Directions >>
• A. Print the part of the probability summary starting at "Probability Space." and ending at "by a computer.".
• B. In the probability summary, what is the set of all possible outcomes of a random experiment called?
• C. Summarize the probability summary in two sentences.

Excerpted passage >>
────────

Math Summaries

Basic Notions of Probability

In this post, we review the basic notions of probability that will be needed to study Stochastic Calculus.

Probability Space.

Probability theory provides a framework to study random experiments, that is, experiments where the exact outcome cannot be predicted accurately. Such random experiments involve a source of randomness. Elementary random experiments include the roll of the die and consecutive coin tosses. In applications, the source of randomness could be, for example, all the transactions that take place at the New York Stock Exchange in a given time, the times of decay of radioactive material, and pseudorandom numbers generated by a computer.

The theoretical framework of a random experiment is as follows. The set of all possible outcomes of the random experiment is called the sample space and is denoted by $\Omega$. An outcome of the random experiment is then represented by an element $\omega$ of $\Omega$. An event is a subset of $\Omega$. An event can be described by either enumerating all the elements contained in the subset or by giving the properties that characterize the elements of the subset. Note that the emepty set $\phi$ and $\Omega$ are subsets of $\Omega$ and are thus events.

Example 1. For the random experiment consisting of generating an ordered pair of $0$s and $1$s, the sample space is :

$$\Omega = {(0,0),(0,1),(1,0),(1,1)}$$

An example of an event is $A = {(0,0),(0,1)}$, that is the set of outcomes whose first number is $0$. Note that $\Omega$ can also be written as ${0,1} \times {0,1}$ where $\times$ stands for the Cartesian product between the two sets (like $\mathbb{R} \times \mathbb{R}$).

To quantify the randomness in a random experiment, we need the notion of probability on the sample space. In example 1, we can define a probability on $\Omega$ by

$$ P({\omega}) = 1/4 \quad \text{ for all } \omega $$

Since there are four outcomes in the sample space, this is the equiprobability on the sample space.

────────

Information supplied >>
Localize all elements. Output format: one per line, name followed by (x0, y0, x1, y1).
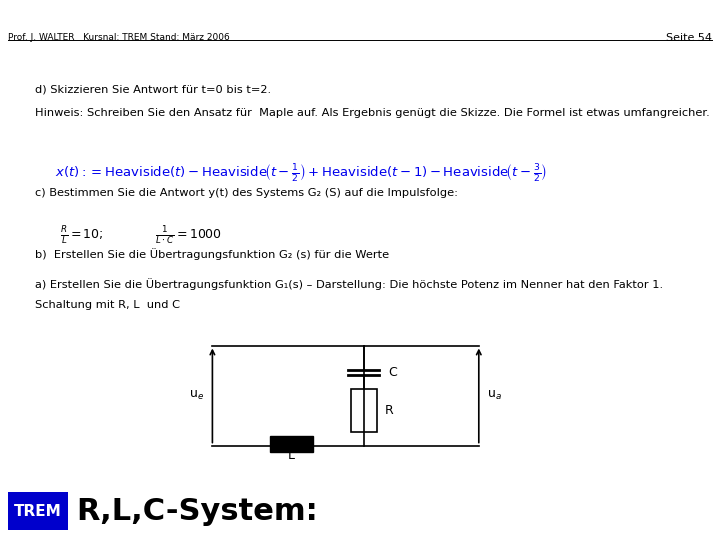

────────

Answers for this exercise >>
• A.
Probability Space.

Probability theory provides a framework to study random experiments, that is, experiments where the exact outcome cannot be predicted accurately. Such random experiments involve a source of randomness. Elementary random experiments include the roll of the die and consecutive coin tosses. In applications, the source of randomness could be, for example, all the transactions that take place at the New York Stock Exchange in a given time, the times of decay of radioactive material, and pseudorandom numbers generated by a computer.

• B. It is called the sample space.

• C. The post reviews basic notions of probability needed for Stochastic Calculus, beginning with random experiments whose exact outcome cannot be predicted accurately. It defines the sample space as the set of all possible outcomes and an event as a subset of it, then illustrates these ideas with ordered pairs of 0s and 1s, where giving each of the four outcomes probability 1/4 is the equiprobability on the sample space.